WHAT TO WORK ON
Look through the material below and give the number of lines holding "times", with no other words.

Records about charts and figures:
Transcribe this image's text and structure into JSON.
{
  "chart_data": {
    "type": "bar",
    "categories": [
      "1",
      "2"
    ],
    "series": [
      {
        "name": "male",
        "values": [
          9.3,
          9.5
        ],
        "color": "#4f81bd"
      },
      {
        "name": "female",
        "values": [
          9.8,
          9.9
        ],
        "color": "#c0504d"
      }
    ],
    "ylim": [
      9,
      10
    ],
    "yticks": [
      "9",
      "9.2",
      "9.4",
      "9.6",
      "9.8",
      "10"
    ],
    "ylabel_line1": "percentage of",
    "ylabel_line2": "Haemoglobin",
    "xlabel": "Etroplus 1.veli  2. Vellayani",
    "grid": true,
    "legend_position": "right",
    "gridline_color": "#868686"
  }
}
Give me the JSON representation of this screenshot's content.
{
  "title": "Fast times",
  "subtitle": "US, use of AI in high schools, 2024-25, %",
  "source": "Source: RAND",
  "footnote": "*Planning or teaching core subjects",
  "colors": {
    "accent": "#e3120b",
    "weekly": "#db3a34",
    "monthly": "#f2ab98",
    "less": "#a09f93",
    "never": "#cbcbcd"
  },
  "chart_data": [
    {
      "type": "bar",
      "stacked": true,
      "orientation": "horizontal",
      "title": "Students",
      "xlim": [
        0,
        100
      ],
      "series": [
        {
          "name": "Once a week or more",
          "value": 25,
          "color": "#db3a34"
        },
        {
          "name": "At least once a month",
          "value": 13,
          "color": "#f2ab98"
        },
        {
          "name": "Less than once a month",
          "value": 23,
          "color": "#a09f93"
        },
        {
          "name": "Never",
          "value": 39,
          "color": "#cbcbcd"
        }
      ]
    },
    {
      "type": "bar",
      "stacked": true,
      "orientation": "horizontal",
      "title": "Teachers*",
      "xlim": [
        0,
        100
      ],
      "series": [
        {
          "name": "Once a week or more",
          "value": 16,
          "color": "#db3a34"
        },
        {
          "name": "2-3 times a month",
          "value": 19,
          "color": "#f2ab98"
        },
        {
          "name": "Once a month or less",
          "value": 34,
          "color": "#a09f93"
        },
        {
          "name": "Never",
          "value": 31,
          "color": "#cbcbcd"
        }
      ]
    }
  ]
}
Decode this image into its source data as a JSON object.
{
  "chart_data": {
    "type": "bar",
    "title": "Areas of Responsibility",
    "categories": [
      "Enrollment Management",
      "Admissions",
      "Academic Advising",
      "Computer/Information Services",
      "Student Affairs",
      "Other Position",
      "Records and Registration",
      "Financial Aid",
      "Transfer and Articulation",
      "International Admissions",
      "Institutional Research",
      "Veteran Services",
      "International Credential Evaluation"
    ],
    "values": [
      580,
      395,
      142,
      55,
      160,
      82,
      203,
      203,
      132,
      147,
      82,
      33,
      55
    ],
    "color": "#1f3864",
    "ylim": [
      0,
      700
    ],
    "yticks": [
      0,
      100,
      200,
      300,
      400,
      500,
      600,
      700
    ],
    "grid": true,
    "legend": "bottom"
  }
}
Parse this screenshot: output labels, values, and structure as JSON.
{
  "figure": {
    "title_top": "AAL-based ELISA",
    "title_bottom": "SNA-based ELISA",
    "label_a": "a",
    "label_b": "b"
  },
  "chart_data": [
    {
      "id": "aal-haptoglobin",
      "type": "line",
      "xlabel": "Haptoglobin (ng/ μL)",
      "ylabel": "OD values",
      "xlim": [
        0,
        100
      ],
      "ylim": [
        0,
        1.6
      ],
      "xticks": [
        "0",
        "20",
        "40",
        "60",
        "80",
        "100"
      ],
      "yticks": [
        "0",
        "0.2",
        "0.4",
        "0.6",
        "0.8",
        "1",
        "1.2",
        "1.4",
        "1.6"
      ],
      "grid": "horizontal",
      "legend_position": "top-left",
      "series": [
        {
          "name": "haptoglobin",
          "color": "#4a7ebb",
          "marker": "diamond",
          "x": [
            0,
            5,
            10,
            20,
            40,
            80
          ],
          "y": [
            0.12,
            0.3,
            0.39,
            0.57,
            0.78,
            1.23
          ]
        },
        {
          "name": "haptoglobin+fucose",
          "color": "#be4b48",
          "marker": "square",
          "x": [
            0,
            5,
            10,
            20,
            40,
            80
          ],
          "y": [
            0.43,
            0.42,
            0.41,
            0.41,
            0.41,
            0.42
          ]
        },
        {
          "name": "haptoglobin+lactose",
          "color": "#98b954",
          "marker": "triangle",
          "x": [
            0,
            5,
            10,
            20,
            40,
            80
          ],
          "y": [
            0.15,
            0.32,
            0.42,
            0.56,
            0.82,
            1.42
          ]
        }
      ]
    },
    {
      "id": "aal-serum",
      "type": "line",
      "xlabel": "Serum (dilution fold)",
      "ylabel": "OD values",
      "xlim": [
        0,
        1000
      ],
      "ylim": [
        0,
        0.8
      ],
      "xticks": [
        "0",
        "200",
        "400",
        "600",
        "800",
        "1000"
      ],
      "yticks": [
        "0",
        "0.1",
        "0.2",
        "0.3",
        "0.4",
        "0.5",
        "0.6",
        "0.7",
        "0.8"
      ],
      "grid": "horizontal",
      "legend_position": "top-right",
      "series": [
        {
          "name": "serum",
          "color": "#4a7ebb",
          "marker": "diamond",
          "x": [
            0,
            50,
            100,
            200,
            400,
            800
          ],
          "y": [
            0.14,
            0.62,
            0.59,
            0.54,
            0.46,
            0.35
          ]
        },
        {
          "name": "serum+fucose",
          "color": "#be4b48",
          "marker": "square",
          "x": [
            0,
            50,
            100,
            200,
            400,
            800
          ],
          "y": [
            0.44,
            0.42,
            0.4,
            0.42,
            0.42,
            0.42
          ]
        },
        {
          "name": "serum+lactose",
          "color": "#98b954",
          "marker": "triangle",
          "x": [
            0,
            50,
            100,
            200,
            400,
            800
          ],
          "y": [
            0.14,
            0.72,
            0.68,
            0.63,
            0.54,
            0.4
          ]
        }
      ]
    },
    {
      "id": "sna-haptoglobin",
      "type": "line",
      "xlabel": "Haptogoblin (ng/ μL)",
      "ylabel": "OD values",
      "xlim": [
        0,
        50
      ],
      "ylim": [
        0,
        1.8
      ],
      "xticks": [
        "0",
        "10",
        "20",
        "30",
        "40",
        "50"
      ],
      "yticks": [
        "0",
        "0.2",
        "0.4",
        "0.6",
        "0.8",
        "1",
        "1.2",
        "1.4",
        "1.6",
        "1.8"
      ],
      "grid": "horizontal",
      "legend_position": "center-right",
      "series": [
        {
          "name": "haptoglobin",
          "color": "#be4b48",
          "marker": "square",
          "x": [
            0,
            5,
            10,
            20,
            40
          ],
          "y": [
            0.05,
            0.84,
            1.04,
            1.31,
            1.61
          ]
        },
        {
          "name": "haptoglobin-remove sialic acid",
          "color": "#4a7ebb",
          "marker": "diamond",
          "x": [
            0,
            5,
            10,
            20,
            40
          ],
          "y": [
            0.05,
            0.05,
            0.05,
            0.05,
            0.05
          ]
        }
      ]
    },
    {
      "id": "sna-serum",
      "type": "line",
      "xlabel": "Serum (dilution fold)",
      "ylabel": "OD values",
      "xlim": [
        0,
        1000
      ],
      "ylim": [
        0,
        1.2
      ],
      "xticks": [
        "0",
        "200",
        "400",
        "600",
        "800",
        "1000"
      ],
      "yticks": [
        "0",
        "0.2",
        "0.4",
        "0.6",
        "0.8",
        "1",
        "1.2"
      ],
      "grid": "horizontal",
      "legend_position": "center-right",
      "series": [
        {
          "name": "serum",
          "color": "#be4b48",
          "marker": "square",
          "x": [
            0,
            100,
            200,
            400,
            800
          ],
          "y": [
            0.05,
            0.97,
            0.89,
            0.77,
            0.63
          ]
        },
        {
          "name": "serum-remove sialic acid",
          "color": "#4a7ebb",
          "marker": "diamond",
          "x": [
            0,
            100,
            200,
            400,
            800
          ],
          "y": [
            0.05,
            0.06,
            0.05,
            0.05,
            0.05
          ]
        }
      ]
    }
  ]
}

SOLUTION
2